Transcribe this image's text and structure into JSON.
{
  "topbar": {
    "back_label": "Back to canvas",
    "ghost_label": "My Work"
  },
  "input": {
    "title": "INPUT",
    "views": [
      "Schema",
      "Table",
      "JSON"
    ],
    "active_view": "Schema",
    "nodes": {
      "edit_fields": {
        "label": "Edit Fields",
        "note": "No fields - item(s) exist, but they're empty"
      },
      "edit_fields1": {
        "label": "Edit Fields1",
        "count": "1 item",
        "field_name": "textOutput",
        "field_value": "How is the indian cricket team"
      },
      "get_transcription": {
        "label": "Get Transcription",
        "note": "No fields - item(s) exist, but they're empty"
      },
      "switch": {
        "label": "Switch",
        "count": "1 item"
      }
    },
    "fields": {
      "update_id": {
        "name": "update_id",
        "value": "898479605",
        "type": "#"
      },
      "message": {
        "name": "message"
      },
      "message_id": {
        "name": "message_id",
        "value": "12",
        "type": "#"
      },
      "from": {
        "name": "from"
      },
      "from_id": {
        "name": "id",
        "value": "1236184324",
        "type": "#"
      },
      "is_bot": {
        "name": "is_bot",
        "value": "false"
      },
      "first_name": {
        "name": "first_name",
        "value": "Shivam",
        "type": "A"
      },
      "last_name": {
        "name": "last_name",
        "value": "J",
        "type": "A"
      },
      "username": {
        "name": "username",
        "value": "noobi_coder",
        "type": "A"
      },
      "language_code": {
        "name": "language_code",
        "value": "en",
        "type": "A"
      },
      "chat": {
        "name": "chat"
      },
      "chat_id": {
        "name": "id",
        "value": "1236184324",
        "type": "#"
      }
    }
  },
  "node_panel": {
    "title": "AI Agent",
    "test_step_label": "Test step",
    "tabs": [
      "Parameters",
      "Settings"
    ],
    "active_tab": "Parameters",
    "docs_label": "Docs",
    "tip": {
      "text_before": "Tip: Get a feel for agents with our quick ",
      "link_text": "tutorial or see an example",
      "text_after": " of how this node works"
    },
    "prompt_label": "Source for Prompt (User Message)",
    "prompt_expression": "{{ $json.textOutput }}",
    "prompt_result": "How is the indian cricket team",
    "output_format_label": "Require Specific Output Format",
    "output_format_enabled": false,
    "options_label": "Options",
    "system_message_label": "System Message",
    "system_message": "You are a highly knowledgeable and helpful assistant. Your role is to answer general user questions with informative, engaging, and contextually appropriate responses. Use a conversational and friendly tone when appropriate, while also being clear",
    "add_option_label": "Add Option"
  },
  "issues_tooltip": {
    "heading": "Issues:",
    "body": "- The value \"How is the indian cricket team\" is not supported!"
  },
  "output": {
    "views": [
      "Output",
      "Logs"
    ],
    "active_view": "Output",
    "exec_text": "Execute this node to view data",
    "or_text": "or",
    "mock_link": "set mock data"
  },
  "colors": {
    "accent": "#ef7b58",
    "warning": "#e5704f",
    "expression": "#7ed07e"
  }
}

▬▬▬▬▬▬

=== WHAT YOU WILL DO ===
Write the material out again in its entirety, exactly as shown.

=== WRITTEN SOLUTION ===
Transcribe this image's text and structure into JSON.
{
  "topbar": {
    "back_label": "Back to canvas",
    "ghost_label": "My Work"
  },
  "input": {
    "title": "INPUT",
    "views": [
      "Schema",
      "Table",
      "JSON"
    ],
    "active_view": "Schema",
    "nodes": {
      "edit_fields": {
        "label": "Edit Fields",
        "note": "No fields - item(s) exist, but they're empty"
      },
      "edit_fields1": {
        "label": "Edit Fields1",
        "count": "1 item",
        "field_name": "textOutput",
        "field_value": "How is the indian cricket team"
      },
      "get_transcription": {
        "label": "Get Transcription",
        "note": "No fields - item(s) exist, but they're empty"
      },
      "switch": {
        "label": "Switch",
        "count": "1 item"
      }
    },
    "fields": {
      "update_id": {
        "name": "update_id",
        "value": "898479605",
        "type": "#"
      },
      "message": {
        "name": "message"
      },
      "message_id": {
        "name": "message_id",
        "value": "12",
        "type": "#"
      },
      "from": {
        "name": "from"
      },
      "from_id": {
        "name": "id",
        "value": "1236184324",
        "type": "#"
      },
      "is_bot": {
        "name": "is_bot",
        "value": "false"
      },
      "first_name": {
        "name": "first_name",
        "value": "Shivam",
        "type": "A"
      },
      "last_name": {
        "name": "last_name",
        "value": "J",
        "type": "A"
      },
      "username": {
        "name": "username",
        "value": "noobi_coder",
        "type": "A"
      },
      "language_code": {
        "name": "language_code",
        "value": "en",
        "type": "A"
      },
      "chat": {
        "name": "chat"
      },
      "chat_id": {
        "name": "id",
        "value": "1236184324",
        "type": "#"
      }
    }
  },
  "node_panel": {
    "title": "AI Agent",
    "test_step_label": "Test step",
    "tabs": [
      "Parameters",
      "Settings"
    ],
    "active_tab": "Parameters",
    "docs_label": "Docs",
    "tip": {
      "text_before": "Tip: Get a feel for agents with our quick ",
      "link_text": "tutorial or see an example",
      "text_after": " of how this node works"
    },
    "prompt_label": "Source for Prompt (User Message)",
    "prompt_expression": "{{ $json.textOutput }}",
    "prompt_result": "How is the indian cricket team",
    "output_format_label": "Require Specific Output Format",
    "output_format_enabled": false,
    "options_label": "Options",
    "system_message_label": "System Message",
    "system_message": "You are a highly knowledgeable and helpful assistant. Your role is to answer general user questions with informative, engaging, and contextually appropriate responses. Use a conversational and friendly tone when appropriate, while also being clear",
    "add_option_label": "Add Option"
  },
  "issues_tooltip": {
    "heading": "Issues:",
    "body": "- The value \"How is the indian cricket team\" is not supported!"
  },
  "output": {
    "views": [
      "Output",
      "Logs"
    ],
    "active_view": "Output",
    "exec_text": "Execute this node to view data",
    "or_text": "or",
    "mock_link": "set mock data"
  },
  "colors": {
    "accent": "#ef7b58",
    "warning": "#e5704f",
    "expression": "#7ed07e"
  }
}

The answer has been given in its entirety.